[Extracted data entries]
________________________________________
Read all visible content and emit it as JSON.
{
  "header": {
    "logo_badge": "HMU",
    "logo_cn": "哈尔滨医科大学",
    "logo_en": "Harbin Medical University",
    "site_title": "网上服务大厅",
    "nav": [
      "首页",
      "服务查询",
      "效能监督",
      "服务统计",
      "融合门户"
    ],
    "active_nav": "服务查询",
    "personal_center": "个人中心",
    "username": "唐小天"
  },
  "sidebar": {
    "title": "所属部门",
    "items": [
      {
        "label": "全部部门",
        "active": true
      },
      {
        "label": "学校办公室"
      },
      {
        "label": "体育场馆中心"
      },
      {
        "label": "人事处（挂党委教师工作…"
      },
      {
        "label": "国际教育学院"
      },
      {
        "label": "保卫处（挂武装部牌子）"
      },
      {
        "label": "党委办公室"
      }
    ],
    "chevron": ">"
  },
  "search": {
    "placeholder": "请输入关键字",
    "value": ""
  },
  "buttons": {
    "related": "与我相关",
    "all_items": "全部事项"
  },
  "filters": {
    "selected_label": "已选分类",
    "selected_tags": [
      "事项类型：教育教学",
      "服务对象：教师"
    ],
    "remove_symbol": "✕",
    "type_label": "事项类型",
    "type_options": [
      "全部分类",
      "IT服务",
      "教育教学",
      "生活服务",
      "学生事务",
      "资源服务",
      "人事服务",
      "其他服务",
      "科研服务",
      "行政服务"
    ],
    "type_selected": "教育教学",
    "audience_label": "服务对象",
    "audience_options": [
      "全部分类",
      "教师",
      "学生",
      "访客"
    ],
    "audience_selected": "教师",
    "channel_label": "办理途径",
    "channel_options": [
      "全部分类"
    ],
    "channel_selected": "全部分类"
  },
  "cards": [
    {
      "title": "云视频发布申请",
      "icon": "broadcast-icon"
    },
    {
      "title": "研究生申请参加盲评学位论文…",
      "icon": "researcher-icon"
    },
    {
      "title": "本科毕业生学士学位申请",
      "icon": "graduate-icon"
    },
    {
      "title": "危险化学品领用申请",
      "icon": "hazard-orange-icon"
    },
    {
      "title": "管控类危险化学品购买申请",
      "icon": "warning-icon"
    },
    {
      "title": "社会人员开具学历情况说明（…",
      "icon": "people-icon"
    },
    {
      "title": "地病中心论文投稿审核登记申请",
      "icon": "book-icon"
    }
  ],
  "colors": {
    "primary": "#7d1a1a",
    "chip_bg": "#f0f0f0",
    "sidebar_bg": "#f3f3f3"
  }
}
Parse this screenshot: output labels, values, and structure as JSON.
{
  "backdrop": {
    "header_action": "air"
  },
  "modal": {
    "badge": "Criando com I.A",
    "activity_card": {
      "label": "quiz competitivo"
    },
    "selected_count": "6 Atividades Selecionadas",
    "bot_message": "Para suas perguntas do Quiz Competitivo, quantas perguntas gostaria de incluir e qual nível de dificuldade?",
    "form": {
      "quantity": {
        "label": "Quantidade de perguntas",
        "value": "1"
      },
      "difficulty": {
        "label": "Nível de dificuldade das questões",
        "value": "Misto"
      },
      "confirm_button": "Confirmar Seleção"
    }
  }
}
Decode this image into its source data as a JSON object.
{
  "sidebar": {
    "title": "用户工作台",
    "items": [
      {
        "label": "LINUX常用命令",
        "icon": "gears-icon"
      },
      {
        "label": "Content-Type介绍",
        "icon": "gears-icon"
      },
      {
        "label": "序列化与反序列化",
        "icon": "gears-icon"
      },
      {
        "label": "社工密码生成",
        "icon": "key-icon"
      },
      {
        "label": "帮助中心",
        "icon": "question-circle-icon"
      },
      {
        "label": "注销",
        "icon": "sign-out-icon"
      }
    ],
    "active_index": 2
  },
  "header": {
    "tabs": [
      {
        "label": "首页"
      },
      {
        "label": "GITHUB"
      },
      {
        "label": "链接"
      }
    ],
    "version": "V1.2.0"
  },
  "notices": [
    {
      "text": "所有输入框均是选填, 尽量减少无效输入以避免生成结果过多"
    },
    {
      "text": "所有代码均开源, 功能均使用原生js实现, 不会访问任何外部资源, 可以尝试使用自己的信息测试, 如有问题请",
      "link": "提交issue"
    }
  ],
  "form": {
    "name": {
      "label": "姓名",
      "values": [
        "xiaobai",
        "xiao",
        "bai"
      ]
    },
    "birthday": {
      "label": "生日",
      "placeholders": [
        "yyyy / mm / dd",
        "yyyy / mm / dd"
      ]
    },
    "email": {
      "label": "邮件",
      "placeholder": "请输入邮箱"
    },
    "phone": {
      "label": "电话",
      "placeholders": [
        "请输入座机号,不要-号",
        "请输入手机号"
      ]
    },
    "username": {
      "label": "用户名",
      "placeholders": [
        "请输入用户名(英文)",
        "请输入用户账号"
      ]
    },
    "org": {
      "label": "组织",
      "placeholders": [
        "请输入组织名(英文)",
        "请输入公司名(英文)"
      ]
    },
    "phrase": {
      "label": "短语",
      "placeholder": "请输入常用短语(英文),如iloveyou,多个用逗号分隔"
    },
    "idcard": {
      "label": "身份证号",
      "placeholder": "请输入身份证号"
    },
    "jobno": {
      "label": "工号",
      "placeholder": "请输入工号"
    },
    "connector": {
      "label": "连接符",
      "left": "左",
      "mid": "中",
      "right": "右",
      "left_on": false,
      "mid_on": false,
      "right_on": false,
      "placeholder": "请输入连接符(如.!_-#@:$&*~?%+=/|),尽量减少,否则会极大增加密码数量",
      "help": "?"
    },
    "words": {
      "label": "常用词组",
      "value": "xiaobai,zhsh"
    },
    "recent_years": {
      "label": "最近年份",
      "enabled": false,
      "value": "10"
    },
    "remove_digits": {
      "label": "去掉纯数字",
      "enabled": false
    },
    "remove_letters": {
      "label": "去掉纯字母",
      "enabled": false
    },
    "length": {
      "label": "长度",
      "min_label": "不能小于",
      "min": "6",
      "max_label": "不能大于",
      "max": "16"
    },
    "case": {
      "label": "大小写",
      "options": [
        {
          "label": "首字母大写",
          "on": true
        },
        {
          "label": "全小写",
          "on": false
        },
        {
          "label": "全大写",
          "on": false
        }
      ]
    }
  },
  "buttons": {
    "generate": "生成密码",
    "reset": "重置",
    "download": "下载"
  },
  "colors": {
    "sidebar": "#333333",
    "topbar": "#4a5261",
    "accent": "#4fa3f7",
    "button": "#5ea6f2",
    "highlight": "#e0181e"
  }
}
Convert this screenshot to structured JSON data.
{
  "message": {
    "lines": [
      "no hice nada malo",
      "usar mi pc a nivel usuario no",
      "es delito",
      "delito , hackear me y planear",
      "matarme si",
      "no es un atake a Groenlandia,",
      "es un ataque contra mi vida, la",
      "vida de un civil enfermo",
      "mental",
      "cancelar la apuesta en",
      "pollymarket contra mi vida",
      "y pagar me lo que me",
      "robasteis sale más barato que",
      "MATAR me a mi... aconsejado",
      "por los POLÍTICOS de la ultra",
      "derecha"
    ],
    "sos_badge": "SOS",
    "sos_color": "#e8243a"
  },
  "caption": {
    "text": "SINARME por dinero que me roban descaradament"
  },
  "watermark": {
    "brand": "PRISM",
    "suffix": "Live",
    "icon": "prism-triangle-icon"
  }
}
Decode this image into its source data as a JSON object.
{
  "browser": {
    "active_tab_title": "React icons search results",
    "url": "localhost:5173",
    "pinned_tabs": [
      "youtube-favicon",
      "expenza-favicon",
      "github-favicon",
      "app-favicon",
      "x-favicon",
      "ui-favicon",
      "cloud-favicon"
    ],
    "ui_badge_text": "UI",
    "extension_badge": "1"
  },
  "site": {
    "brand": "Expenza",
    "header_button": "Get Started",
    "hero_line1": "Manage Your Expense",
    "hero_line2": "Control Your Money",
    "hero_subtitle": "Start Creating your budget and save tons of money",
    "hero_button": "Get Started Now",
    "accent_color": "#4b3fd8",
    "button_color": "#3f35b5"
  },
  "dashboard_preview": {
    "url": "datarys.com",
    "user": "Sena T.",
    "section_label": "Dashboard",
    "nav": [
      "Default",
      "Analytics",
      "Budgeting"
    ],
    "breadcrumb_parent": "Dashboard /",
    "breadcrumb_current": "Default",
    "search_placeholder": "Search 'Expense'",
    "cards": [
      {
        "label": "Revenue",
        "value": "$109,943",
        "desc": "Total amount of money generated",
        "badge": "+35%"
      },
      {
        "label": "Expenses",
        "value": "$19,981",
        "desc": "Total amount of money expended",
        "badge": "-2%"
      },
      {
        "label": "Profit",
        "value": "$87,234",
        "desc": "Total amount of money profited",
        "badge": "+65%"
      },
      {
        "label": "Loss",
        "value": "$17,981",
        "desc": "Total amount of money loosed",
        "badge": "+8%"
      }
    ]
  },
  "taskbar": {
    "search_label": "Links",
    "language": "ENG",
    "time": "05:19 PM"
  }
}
________________________________________
_What to do_
Out of the preceding entries, pull every line containing the string "this".

_The result_
Parse this screenshot: output labels, values, and structure as JSON.
Decode this image into its source data as a JSON object.
Convert this screenshot to structured JSON data.
Decode this image into its source data as a JSON object.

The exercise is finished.